> _Given task 1_: In the intern profiles, what topic did Lina Gessner's Bachelor Thesis at SSW examine?
> _Given task 2_: Write the next part of the intern profiles, picking up after their final sentence.

** BEGIN Text extract **

Lina Gessner was our spring intern of 2020. Lina studied Global Project and Change Management at Windesheim Honors College in Zwolle, The Netherlands. At SSW she wrote her Bachelor Thesis looking into new strategies on how to recruit participants for deliberative democratic events.
In her studies, Lina has had the chance to work on projects both in The Netherlands and abroad experiencing first-hand some of the global issues our society is facing and was able to develop her interest in peacebuilding, mediation, and integration of migrants.
During her research for a suitable internship organization, she came across SSW and liked the approach of using scientific knowledge to improve civil society by holding deliberative events, where many different voices, beliefs, values, and opinions come together and have a chance to impact each other by creating a conversation in a safe space.
Gabrielle Denman
Gabrielle was our intern for the Autumn of 2019. She is from Austin, Texas and is currently working to complete her undergraduate degree in Supply Chain Management at the University of Texas at Austin and has just completed a semester abroad at Copenhagen Business School. She has earned a certificate in Core Texts and Ideas, a field of study based on the analysis of the “great books” of human history, which discuss human nature, ethics, and the meaning of life from various perspectives. She is especially interested in a career working with startup NGOs which are dedicated to creating sustainable solutions to help stabilize the world’s refugee crisis and has experience volunteering with such NGOs in Europe, as well as working at a tech startup in the USA.

** END Text extract **
** BEGIN Material supplied **

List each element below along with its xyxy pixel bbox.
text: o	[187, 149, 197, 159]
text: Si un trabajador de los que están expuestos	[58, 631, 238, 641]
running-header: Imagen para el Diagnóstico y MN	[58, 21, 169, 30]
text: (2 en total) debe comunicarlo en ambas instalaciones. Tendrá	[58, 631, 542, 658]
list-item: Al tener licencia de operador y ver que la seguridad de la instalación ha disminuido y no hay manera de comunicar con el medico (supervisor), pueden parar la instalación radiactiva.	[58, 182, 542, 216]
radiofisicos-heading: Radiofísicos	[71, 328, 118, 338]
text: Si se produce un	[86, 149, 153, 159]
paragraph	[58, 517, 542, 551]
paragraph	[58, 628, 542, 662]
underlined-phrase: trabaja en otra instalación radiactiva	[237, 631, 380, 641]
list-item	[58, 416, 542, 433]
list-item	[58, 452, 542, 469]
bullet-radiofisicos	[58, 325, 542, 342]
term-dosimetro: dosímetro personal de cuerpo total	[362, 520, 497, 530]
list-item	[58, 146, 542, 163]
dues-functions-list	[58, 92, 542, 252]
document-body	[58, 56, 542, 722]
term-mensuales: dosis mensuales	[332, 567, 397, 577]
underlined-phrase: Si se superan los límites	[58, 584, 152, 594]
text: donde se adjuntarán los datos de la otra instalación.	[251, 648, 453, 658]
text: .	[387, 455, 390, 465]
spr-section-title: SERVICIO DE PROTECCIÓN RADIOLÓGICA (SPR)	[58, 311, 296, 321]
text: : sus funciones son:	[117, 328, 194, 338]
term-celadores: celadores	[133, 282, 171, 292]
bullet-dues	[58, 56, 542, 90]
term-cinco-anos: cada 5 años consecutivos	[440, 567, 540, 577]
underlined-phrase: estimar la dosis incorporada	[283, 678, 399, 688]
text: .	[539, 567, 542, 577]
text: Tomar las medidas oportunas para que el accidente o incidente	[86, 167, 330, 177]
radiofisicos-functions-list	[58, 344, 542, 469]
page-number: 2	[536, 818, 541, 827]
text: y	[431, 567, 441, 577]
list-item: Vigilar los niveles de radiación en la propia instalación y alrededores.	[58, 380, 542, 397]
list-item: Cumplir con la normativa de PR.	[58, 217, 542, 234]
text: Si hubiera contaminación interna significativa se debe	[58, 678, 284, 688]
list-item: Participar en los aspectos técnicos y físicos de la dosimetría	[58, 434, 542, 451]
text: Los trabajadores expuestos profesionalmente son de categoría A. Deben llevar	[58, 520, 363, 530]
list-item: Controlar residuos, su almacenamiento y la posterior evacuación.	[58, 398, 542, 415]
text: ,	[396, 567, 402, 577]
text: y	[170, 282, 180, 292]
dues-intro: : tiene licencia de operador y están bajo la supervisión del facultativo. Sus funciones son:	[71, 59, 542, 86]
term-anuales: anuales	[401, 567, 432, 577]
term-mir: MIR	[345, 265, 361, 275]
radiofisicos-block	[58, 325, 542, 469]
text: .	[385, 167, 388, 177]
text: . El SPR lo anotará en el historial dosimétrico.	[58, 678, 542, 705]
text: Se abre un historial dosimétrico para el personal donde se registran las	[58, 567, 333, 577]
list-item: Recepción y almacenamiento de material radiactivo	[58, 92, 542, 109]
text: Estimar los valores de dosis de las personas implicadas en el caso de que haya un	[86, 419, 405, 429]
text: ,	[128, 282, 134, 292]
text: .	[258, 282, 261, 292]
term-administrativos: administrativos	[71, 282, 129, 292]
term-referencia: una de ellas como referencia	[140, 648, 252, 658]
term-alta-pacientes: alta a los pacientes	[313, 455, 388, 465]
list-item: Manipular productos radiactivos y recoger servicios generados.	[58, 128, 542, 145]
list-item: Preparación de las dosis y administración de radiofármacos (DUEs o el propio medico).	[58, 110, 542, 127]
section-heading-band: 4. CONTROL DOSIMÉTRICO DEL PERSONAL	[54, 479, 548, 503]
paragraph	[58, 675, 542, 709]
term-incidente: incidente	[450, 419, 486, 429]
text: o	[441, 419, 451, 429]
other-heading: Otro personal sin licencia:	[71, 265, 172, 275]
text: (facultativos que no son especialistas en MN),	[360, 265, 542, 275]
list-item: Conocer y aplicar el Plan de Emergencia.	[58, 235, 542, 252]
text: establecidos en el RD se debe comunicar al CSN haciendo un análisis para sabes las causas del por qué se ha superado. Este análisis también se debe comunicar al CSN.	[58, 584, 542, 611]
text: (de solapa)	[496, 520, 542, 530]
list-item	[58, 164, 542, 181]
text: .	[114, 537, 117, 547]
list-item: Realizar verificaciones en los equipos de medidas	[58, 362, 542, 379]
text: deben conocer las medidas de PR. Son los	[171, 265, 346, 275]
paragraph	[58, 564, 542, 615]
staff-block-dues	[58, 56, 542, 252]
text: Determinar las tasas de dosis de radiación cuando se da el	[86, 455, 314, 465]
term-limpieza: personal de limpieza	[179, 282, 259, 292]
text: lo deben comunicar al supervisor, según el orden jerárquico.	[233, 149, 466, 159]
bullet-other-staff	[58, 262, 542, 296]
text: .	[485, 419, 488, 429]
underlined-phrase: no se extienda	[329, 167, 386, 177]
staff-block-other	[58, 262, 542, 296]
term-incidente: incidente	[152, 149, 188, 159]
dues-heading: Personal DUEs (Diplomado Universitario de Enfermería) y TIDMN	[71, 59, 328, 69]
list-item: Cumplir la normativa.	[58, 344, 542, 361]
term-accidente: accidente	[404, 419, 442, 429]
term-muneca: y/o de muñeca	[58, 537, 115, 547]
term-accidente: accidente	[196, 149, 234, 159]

** END Material supplied **

> _Task result 1_: New strategies for recruiting participants for deliberative democratic events.

> _Task result 2_:
Paul Börsting BA
Paul Börsting graduated from Tilburg University in Netherlands with a bachelor degree in “Liberal Arts and Sciences” majoring in Social Sciences. During his interdisciplinary study he focused on a diverse number of topics mainly in the realm of political sciences and sociology, such as migration, identity, international relations, the European Union and political theory. He finished his degree with a bachelor thesis on the expectations, motivations and effects of volunteering by refugees in Germany. In the first half of 2018, Paul was an intern at Social Science Works. Currently, he finishes his Masters at the Freie Universität Berlin and the Sciences Po in Paris.
Besides that, Paul enjoys getting to know other cultures and people – may it be on his travels, during his one year volunteer service in South India, in international workcamps or during his exchange semester in Hong Kong. Additionally, he enjoys music, company, food, hiking and podcasts.
Emma Eden BA
Emma Eden is a Palestinian Israeli graduate from Max Stern Yezreel Valley College in Israel. She studied Psychology and Criminology as part of her dual subject bachelor. During her studies, Emma participated in Model United Nations (MUN) that prepares students to debate social and political topics in conferences all over the world. She worked with youth in distress for 3 years, gathering perspectives on complex social issues. Furthermore, as an Arab woman growing up in Israel she observed the Israeli – Palestinian conflict from both sides and from different perspectives. She examined this in her BA thesis on the integration of Arab female students in Israel. This integration creates an ethnic identity dilemma and Emma analyzed their way of coping with it. Additionally, Emma led a workshop bridging Arab and Jewish students and encouraging them to open a conversation touching on both their issues and concerns. She is currently in Germany, and is researching forced emigration and human rights from a social cognitive perspective.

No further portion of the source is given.